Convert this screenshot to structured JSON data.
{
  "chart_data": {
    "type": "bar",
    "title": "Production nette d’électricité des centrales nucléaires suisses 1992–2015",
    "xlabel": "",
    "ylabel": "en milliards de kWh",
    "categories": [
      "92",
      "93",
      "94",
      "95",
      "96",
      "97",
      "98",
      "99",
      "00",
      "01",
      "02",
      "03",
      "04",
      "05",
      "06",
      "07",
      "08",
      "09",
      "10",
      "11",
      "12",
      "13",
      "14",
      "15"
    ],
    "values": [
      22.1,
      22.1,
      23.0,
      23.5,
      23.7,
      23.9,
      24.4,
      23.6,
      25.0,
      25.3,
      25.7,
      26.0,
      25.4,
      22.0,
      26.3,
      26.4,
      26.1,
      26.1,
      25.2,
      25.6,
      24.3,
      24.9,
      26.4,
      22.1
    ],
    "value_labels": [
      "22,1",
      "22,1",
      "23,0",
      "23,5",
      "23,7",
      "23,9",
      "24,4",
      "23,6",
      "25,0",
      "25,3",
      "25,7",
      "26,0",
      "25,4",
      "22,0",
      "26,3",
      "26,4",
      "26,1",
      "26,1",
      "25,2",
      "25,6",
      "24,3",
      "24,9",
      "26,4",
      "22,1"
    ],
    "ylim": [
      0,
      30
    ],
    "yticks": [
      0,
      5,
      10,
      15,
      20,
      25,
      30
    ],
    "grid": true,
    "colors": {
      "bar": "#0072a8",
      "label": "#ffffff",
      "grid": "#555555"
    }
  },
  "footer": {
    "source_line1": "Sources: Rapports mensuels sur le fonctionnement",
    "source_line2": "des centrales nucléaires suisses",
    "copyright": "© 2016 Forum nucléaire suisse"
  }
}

__________

→ Task details
Check each line above for the string "suisses" and show the ones that have it.

→ Result for this task
    "title": "Production nette d’électricité des centrales nucléaires suisses 1992–2015",
    "source_line2": "des centrales nucléaires suisses",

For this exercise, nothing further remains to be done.